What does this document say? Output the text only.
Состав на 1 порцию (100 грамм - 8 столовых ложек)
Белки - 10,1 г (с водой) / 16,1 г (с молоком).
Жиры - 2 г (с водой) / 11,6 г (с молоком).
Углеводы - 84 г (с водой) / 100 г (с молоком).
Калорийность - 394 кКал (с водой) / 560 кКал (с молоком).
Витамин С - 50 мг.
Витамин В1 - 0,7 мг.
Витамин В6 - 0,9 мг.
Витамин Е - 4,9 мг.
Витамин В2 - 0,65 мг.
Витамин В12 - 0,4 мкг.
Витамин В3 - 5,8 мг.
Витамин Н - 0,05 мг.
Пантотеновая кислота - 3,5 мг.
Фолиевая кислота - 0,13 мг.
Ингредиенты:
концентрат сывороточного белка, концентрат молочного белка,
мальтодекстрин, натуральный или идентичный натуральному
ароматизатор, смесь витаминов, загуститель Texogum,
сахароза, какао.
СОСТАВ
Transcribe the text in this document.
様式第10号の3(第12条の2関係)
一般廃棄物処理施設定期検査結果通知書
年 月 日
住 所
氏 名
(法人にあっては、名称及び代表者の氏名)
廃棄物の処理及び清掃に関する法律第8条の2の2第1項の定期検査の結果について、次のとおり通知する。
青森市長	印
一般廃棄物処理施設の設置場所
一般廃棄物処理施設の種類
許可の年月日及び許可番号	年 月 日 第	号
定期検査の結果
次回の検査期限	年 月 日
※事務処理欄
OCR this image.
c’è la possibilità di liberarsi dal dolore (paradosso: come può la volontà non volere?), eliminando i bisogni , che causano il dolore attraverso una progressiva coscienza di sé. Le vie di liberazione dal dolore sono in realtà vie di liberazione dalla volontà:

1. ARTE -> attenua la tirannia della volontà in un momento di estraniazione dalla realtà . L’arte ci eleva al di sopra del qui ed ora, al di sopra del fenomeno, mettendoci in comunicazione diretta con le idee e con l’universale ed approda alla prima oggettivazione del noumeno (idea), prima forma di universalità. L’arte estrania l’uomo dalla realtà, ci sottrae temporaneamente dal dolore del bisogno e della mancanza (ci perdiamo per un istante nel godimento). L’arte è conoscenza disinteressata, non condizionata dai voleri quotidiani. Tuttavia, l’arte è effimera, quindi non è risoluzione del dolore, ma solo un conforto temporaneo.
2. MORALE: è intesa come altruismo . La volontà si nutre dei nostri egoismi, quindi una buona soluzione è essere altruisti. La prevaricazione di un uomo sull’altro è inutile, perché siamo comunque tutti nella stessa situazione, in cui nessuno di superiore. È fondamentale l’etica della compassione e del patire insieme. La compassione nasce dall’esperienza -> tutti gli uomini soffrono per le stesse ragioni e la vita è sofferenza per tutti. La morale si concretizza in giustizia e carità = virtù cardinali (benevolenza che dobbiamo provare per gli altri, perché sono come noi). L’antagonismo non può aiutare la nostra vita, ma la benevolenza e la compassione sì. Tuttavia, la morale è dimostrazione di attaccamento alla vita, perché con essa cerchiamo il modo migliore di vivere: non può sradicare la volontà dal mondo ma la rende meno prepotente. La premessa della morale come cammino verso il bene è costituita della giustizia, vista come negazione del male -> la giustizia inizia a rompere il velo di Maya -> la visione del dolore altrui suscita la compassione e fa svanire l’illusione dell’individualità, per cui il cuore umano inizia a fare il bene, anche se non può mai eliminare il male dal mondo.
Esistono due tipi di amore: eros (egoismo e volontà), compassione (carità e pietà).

Exercise requirements
Copy every line in the listing above where the string "водой" turns up.

Solution to this problem
Белки - 10,1 г (с водой) / 16,1 г (с молоком).
Жиры - 2 г (с водой) / 11,6 г (с молоком).
Углеводы - 84 г (с водой) / 100 г (с молоком).
Калорийность - 394 кКал (с водой) / 560 кКал (с молоком).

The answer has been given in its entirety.